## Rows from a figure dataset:
########

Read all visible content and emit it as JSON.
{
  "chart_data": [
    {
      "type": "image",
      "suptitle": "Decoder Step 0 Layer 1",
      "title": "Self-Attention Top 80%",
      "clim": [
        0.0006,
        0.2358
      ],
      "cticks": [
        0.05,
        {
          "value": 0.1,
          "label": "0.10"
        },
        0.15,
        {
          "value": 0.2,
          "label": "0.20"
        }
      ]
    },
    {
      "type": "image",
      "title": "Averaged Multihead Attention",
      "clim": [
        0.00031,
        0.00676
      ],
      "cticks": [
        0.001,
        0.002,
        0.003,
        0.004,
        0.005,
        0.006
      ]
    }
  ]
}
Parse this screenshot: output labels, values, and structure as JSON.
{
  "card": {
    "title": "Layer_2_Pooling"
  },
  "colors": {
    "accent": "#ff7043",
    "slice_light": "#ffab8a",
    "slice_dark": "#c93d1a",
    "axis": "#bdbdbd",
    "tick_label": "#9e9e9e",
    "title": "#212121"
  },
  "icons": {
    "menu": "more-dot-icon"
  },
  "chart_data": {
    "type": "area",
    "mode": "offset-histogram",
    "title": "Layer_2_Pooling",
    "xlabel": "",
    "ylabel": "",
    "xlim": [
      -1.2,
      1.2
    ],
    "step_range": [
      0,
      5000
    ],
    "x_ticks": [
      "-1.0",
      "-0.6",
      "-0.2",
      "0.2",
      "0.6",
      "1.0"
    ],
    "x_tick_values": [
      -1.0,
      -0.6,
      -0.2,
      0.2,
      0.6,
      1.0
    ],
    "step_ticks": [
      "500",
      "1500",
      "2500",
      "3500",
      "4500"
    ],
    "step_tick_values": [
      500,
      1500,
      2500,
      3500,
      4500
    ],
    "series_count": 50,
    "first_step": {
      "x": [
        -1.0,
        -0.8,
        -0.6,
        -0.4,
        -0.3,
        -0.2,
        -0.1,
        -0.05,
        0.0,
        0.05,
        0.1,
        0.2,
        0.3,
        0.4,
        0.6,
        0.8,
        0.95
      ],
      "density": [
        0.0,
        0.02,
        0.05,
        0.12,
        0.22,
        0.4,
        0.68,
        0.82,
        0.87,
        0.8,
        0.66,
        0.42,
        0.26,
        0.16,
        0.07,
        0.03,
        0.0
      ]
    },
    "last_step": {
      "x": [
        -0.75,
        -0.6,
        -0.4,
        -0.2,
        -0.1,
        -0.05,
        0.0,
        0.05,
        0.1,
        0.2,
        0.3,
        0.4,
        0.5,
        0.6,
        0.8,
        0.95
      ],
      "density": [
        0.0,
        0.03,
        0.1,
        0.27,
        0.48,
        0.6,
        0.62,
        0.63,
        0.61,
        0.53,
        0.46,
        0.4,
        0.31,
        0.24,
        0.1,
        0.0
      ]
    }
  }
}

########

## What the task asks:
What is the number of lines that contain "JSON"? Reply with that number alone.

## Expected output:
2